[START OF Task material]

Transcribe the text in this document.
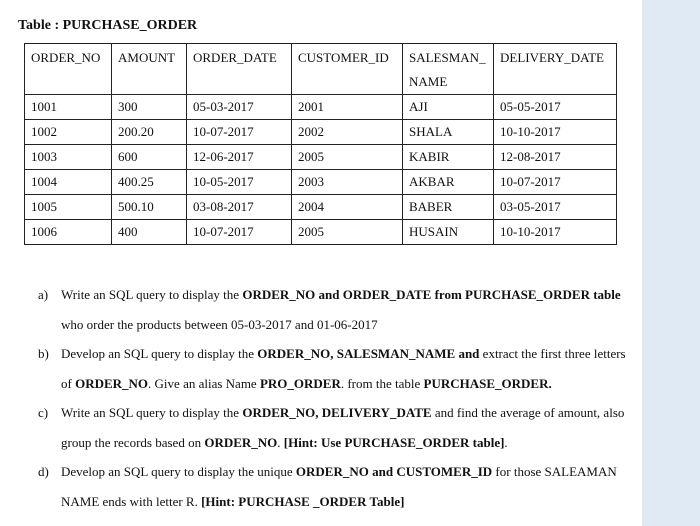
Table : PURCHASE_ORDER
ORDER_NO	AMOUNT	ORDER_DATE	CUSTOMER_ID	SALESMAN_ NAME	DELIVERY_DATE
1001	300	05-03-2017	2001	AJI	05-05-2017
1002	200.20	10-07-2017	2002	SHALA	10-10-2017
1003	600	12-06-2017	2005	KABIR	12-08-2017
1004	400.25	10-05-2017	2003	AKBAR	10-07-2017
1005	500.10	03-08-2017	2004	BABER	03-05-2017
1006	400	10-07-2017	2005	HUSAIN	10-10-2017
a) Write an SQL query to display the ORDER_NO and ORDER_DATE from PURCHASE_ORDER table who order the products between 05-03-2017 and 01-06-2017
b) Develop an SQL query to display the ORDER_NO, SALESMAN_NAME and extract the first three letters of ORDER_NO. Give an alias Name PRO_ORDER. from the table PURCHASE_ORDER.
c) Write an SQL query to display the ORDER_NO, DELIVERY_DATE and find the average of amount, also group the records based on ORDER_NO. [Hint: Use PURCHASE_ORDER table].
d) Develop an SQL query to display the unique ORDER_NO and CUSTOMER_ID for those SALEAMAN NAME ends with letter R. [Hint: PURCHASE _ORDER Table]
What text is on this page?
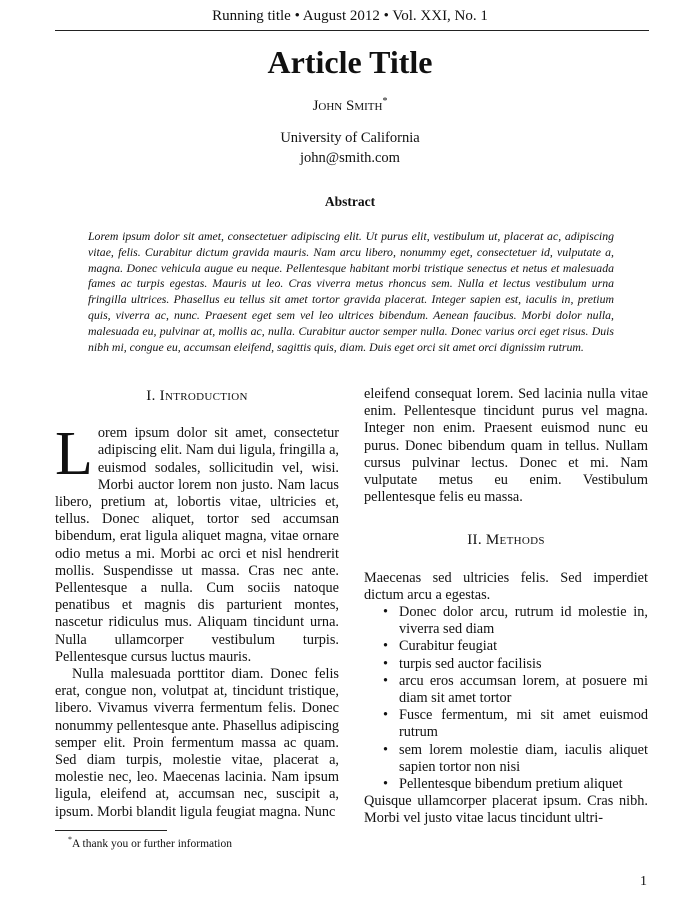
Running title • August 2012 • Vol. XXI, No. 1
Article Title
John Smith*
University of California
john@smith.com
Abstract
Lorem ipsum dolor sit amet, consectetuer adipiscing elit. Ut purus elit, vestibulum ut, placerat ac, adipiscing vitae, felis. Curabitur dictum gravida mauris. Nam arcu libero, nonummy eget, consectetuer id, vulputate a, magna. Donec vehicula augue eu neque. Pellentesque habitant morbi tristique senectus et netus et malesuada fames ac turpis egestas. Mauris ut leo. Cras viverra metus rhoncus sem. Nulla et lectus vestibulum urna fringilla ultrices. Phasellus eu tellus sit amet tortor gravida placerat. Integer sapien est, iaculis in, pretium quis, viverra ac, nunc. Praesent eget sem vel leo ultrices bibendum. Aenean faucibus. Morbi dolor nulla, malesuada eu, pulvinar at, mollis ac, nulla. Curabitur auctor semper nulla. Donec varius orci eget risus. Duis nibh mi, congue eu, accumsan eleifend, sagittis quis, diam. Duis eget orci sit amet orci dignissim rutrum.
I. Introduction

Lorem ipsum dolor sit amet, consectetur adipiscing elit. Nam dui ligula, fringilla a, euismod sodales, sollicitudin vel, wisi. Morbi auctor lorem non justo. Nam lacus libero, pretium at, lobortis vitae, ultricies et, tellus. Donec aliquet, tortor sed accumsan bibendum, erat ligula aliquet magna, vitae ornare odio metus a mi. Morbi ac orci et nisl hendrerit mollis. Suspendisse ut massa. Cras nec ante. Pellentesque a nulla. Cum sociis natoque penatibus et magnis dis parturient montes, nascetur ridiculus mus. Aliquam tincidunt urna. Nulla ullamcorper vestibulum turpis. Pellentesque cursus luctus mauris.

Nulla malesuada porttitor diam. Donec felis erat, congue non, volutpat at, tincidunt tristique, libero. Vivamus viverra fermentum felis. Donec nonummy pellentesque ante. Phasellus adipiscing semper elit. Proin fermentum massa ac quam. Sed diam turpis, molestie vitae, placerat a, molestie nec, leo. Maecenas lacinia. Nam ipsum ligula, eleifend at, accumsan nec, suscipit a, ipsum. Morbi blandit ligula feugiat magna. Nunc

eleifend consequat lorem. Sed lacinia nulla vitae enim. Pellentesque tincidunt purus vel magna. Integer non enim. Praesent euismod nunc eu purus. Donec bibendum quam in tellus. Nullam cursus pulvinar lectus. Donec et mi. Nam vulputate metus eu enim. Vestibulum pellentesque felis eu massa.

II. Methods

Maecenas sed ultricies felis. Sed imperdiet dictum arcu a egestas.

• Donec dolor arcu, rutrum id molestie in, viverra sed diam
• Curabitur feugiat
• turpis sed auctor facilisis
• arcu eros accumsan lorem, at posuere mi diam sit amet tortor
• Fusce fermentum, mi sit amet euismod rutrum
• sem lorem molestie diam, iaculis aliquet sapien tortor non nisi
• Pellentesque bibendum pretium aliquet

Quisque ullamcorper placerat ipsum. Cras nibh. Morbi vel justo vitae lacus tincidunt ultri-

*A thank you or further information
1
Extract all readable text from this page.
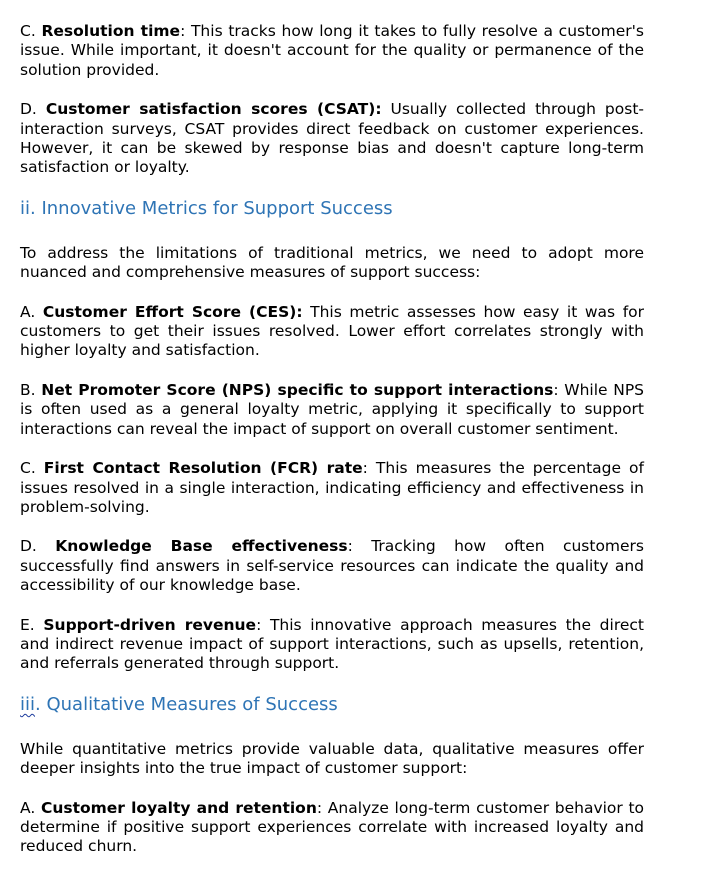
C. Resolution time: This tracks how long it takes to fully resolve a customer's issue. While important, it doesn't account for the quality or permanence of the solution provided.

D. Customer satisfaction scores (CSAT): Usually collected through post-interaction surveys, CSAT provides direct feedback on customer experiences. However, it can be skewed by response bias and doesn't capture long-term satisfaction or loyalty.

ii. Innovative Metrics for Support Success

To address the limitations of traditional metrics, we need to adopt more nuanced and comprehensive measures of support success:

A. Customer Effort Score (CES): This metric assesses how easy it was for customers to get their issues resolved. Lower effort correlates strongly with higher loyalty and satisfaction.

B. Net Promoter Score (NPS) specific to support interactions: While NPS is often used as a general loyalty metric, applying it specifically to support interactions can reveal the impact of support on overall customer sentiment.

C. First Contact Resolution (FCR) rate: This measures the percentage of issues resolved in a single interaction, indicating efficiency and effectiveness in problem-solving.

D. Knowledge Base effectiveness: Tracking how often customers successfully find answers in self-service resources can indicate the quality and accessibility of our knowledge base.

E. Support-driven revenue: This innovative approach measures the direct and indirect revenue impact of support interactions, such as upsells, retention, and referrals generated through support.

iii. Qualitative Measures of Success

While quantitative metrics provide valuable data, qualitative measures offer deeper insights into the true impact of customer support:

A. Customer loyalty and retention: Analyze long-term customer behavior to determine if positive support experiences correlate with increased loyalty and reduced churn.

[END OF Task material]

* The task *
Leave out the pictures and print every line of the data exactly.

* Final result *
Transcribe the text in this document.
Table : PURCHASE_ORDER
ORDER_NO	AMOUNT	ORDER_DATE	CUSTOMER_ID	SALESMAN_ NAME	DELIVERY_DATE
1001	300	05-03-2017	2001	AJI	05-05-2017
1002	200.20	10-07-2017	2002	SHALA	10-10-2017
1003	600	12-06-2017	2005	KABIR	12-08-2017
1004	400.25	10-05-2017	2003	AKBAR	10-07-2017
1005	500.10	03-08-2017	2004	BABER	03-05-2017
1006	400	10-07-2017	2005	HUSAIN	10-10-2017
a) Write an SQL query to display the ORDER_NO and ORDER_DATE from PURCHASE_ORDER table who order the products between 05-03-2017 and 01-06-2017
b) Develop an SQL query to display the ORDER_NO, SALESMAN_NAME and extract the first three letters of ORDER_NO. Give an alias Name PRO_ORDER. from the table PURCHASE_ORDER.
c) Write an SQL query to display the ORDER_NO, DELIVERY_DATE and find the average of amount, also group the records based on ORDER_NO. [Hint: Use PURCHASE_ORDER table].
d) Develop an SQL query to display the unique ORDER_NO and CUSTOMER_ID for those SALEAMAN NAME ends with letter R. [Hint: PURCHASE _ORDER Table]
What text is on this page?
Running title • August 2012 • Vol. XXI, No. 1
Article Title
John Smith*
University of California
john@smith.com
Abstract
Lorem ipsum dolor sit amet, consectetuer adipiscing elit. Ut purus elit, vestibulum ut, placerat ac, adipiscing vitae, felis. Curabitur dictum gravida mauris. Nam arcu libero, nonummy eget, consectetuer id, vulputate a, magna. Donec vehicula augue eu neque. Pellentesque habitant morbi tristique senectus et netus et malesuada fames ac turpis egestas. Mauris ut leo. Cras viverra metus rhoncus sem. Nulla et lectus vestibulum urna fringilla ultrices. Phasellus eu tellus sit amet tortor gravida placerat. Integer sapien est, iaculis in, pretium quis, viverra ac, nunc. Praesent eget sem vel leo ultrices bibendum. Aenean faucibus. Morbi dolor nulla, malesuada eu, pulvinar at, mollis ac, nulla. Curabitur auctor semper nulla. Donec varius orci eget risus. Duis nibh mi, congue eu, accumsan eleifend, sagittis quis, diam. Duis eget orci sit amet orci dignissim rutrum.
I. Introduction

Lorem ipsum dolor sit amet, consectetur adipiscing elit. Nam dui ligula, fringilla a, euismod sodales, sollicitudin vel, wisi. Morbi auctor lorem non justo. Nam lacus libero, pretium at, lobortis vitae, ultricies et, tellus. Donec aliquet, tortor sed accumsan bibendum, erat ligula aliquet magna, vitae ornare odio metus a mi. Morbi ac orci et nisl hendrerit mollis. Suspendisse ut massa. Cras nec ante. Pellentesque a nulla. Cum sociis natoque penatibus et magnis dis parturient montes, nascetur ridiculus mus. Aliquam tincidunt urna. Nulla ullamcorper vestibulum turpis. Pellentesque cursus luctus mauris.

Nulla malesuada porttitor diam. Donec felis erat, congue non, volutpat at, tincidunt tristique, libero. Vivamus viverra fermentum felis. Donec nonummy pellentesque ante. Phasellus adipiscing semper elit. Proin fermentum massa ac quam. Sed diam turpis, molestie vitae, placerat a, molestie nec, leo. Maecenas lacinia. Nam ipsum ligula, eleifend at, accumsan nec, suscipit a, ipsum. Morbi blandit ligula feugiat magna. Nunc

eleifend consequat lorem. Sed lacinia nulla vitae enim. Pellentesque tincidunt purus vel magna. Integer non enim. Praesent euismod nunc eu purus. Donec bibendum quam in tellus. Nullam cursus pulvinar lectus. Donec et mi. Nam vulputate metus eu enim. Vestibulum pellentesque felis eu massa.

II. Methods

Maecenas sed ultricies felis. Sed imperdiet dictum arcu a egestas.

• Donec dolor arcu, rutrum id molestie in, viverra sed diam
• Curabitur feugiat
• turpis sed auctor facilisis
• arcu eros accumsan lorem, at posuere mi diam sit amet tortor
• Fusce fermentum, mi sit amet euismod rutrum
• sem lorem molestie diam, iaculis aliquet sapien tortor non nisi
• Pellentesque bibendum pretium aliquet

Quisque ullamcorper placerat ipsum. Cras nibh. Morbi vel justo vitae lacus tincidunt ultri-

*A thank you or further information
1
Extract all readable text from this page.
C. Resolution time: This tracks how long it takes to fully resolve a customer's issue. While important, it doesn't account for the quality or permanence of the solution provided.

D. Customer satisfaction scores (CSAT): Usually collected through post-interaction surveys, CSAT provides direct feedback on customer experiences. However, it can be skewed by response bias and doesn't capture long-term satisfaction or loyalty.

ii. Innovative Metrics for Support Success

To address the limitations of traditional metrics, we need to adopt more nuanced and comprehensive measures of support success:

A. Customer Effort Score (CES): This metric assesses how easy it was for customers to get their issues resolved. Lower effort correlates strongly with higher loyalty and satisfaction.

B. Net Promoter Score (NPS) specific to support interactions: While NPS is often used as a general loyalty metric, applying it specifically to support interactions can reveal the impact of support on overall customer sentiment.

C. First Contact Resolution (FCR) rate: This measures the percentage of issues resolved in a single interaction, indicating efficiency and effectiveness in problem-solving.

D. Knowledge Base effectiveness: Tracking how often customers successfully find answers in self-service resources can indicate the quality and accessibility of our knowledge base.

E. Support-driven revenue: This innovative approach measures the direct and indirect revenue impact of support interactions, such as upsells, retention, and referrals generated through support.

iii. Qualitative Measures of Success

While quantitative metrics provide valuable data, qualitative measures offer deeper insights into the true impact of customer support:

A. Customer loyalty and retention: Analyze long-term customer behavior to determine if positive support experiences correlate with increased loyalty and reduced churn.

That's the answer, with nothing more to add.